Challenge
Report, as a bare number, how many lines of the material below contain the word "hand".

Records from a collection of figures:
====================

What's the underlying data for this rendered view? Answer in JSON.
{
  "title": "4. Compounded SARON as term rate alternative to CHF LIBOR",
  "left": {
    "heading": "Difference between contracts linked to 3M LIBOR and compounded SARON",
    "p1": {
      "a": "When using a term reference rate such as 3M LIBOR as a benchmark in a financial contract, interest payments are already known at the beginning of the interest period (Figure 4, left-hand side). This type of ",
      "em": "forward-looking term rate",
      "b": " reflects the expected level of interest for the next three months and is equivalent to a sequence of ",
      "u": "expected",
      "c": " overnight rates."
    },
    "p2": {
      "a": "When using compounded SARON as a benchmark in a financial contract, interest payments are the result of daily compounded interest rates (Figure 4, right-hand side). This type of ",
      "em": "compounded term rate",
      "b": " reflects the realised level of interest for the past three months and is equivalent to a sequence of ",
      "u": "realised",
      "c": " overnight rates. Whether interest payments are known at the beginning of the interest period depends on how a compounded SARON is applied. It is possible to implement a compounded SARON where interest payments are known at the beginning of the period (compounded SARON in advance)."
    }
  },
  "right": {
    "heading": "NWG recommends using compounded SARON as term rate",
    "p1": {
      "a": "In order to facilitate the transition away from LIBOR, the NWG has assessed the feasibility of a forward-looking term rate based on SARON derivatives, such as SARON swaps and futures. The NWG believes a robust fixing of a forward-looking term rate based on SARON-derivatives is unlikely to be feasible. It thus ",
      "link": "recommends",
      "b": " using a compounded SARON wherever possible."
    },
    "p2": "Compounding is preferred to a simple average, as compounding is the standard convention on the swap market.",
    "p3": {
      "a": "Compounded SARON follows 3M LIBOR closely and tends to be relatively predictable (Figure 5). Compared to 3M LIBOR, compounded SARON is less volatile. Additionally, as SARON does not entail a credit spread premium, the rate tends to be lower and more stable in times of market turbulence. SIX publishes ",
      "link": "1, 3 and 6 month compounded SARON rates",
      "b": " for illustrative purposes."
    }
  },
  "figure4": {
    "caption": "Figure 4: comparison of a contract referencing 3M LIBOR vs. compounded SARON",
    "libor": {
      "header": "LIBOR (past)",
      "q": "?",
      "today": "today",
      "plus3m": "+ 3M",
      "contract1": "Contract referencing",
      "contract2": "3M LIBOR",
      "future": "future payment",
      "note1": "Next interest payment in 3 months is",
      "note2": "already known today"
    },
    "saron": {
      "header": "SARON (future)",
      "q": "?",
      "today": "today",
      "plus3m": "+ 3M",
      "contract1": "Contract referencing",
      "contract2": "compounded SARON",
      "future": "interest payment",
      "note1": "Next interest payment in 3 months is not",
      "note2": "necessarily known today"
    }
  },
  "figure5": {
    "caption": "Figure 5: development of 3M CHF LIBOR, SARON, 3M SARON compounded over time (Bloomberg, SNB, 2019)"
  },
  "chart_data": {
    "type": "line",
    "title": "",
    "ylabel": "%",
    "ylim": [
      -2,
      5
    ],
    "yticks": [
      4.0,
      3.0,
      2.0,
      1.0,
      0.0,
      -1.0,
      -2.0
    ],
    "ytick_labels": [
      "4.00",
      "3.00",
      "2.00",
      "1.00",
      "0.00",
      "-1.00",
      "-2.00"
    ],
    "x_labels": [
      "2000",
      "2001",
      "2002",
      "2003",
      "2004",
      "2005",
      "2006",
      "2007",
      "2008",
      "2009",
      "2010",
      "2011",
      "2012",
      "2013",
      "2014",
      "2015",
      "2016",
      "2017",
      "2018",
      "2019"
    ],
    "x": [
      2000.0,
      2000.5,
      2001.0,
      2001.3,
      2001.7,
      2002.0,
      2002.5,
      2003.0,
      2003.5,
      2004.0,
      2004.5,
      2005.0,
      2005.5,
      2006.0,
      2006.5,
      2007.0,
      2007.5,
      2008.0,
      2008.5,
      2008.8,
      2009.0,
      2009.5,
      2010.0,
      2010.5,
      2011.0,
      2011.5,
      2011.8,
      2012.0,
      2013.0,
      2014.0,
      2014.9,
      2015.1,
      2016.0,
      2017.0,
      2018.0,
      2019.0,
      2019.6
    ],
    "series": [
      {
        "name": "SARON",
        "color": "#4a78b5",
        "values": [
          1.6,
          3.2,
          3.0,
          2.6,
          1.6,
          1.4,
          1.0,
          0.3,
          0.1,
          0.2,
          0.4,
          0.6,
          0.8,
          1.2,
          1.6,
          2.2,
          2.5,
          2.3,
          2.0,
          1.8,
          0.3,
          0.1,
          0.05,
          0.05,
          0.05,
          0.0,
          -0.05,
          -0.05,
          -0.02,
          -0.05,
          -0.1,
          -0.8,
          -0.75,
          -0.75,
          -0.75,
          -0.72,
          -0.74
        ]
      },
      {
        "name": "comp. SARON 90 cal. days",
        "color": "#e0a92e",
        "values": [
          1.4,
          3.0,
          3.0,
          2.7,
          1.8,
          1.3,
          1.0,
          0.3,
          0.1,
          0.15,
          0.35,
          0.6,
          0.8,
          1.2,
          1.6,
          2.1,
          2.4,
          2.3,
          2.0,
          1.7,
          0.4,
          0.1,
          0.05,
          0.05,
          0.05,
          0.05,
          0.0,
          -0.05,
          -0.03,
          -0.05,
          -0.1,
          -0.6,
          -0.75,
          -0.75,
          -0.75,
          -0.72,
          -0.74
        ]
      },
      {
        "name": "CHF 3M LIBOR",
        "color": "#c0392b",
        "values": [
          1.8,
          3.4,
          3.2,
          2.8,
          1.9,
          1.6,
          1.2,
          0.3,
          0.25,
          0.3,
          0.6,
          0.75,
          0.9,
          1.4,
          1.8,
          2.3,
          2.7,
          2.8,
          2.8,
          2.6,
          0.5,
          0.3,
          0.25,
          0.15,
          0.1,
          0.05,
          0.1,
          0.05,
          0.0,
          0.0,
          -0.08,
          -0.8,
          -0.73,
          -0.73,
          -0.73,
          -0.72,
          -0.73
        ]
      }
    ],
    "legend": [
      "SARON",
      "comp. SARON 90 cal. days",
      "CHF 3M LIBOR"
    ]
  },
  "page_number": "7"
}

====================

Finished task
2